What is being asked: An exact reproduction of all entries is expected.

___ Dataset extract

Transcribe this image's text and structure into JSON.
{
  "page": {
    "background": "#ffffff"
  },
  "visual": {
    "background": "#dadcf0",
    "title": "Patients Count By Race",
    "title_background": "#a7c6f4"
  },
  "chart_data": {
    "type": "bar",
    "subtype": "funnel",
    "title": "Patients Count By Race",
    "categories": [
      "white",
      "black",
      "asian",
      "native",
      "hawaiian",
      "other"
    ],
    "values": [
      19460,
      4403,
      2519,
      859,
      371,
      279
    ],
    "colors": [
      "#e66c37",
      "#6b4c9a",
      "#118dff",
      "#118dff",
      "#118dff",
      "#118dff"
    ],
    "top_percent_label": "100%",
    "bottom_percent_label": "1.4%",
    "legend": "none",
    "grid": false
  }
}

______

Task solution:
Transcribe this image's text and structure into JSON.
{
  "page": {
    "background": "#ffffff"
  },
  "visual": {
    "background": "#dadcf0",
    "title": "Patients Count By Race",
    "title_background": "#a7c6f4"
  },
  "chart_data": {
    "type": "bar",
    "subtype": "funnel",
    "title": "Patients Count By Race",
    "categories": [
      "white",
      "black",
      "asian",
      "native",
      "hawaiian",
      "other"
    ],
    "values": [
      19460,
      4403,
      2519,
      859,
      371,
      279
    ],
    "colors": [
      "#e66c37",
      "#6b4c9a",
      "#118dff",
      "#118dff",
      "#118dff",
      "#118dff"
    ],
    "top_percent_label": "100%",
    "bottom_percent_label": "1.4%",
    "legend": "none",
    "grid": false
  }
}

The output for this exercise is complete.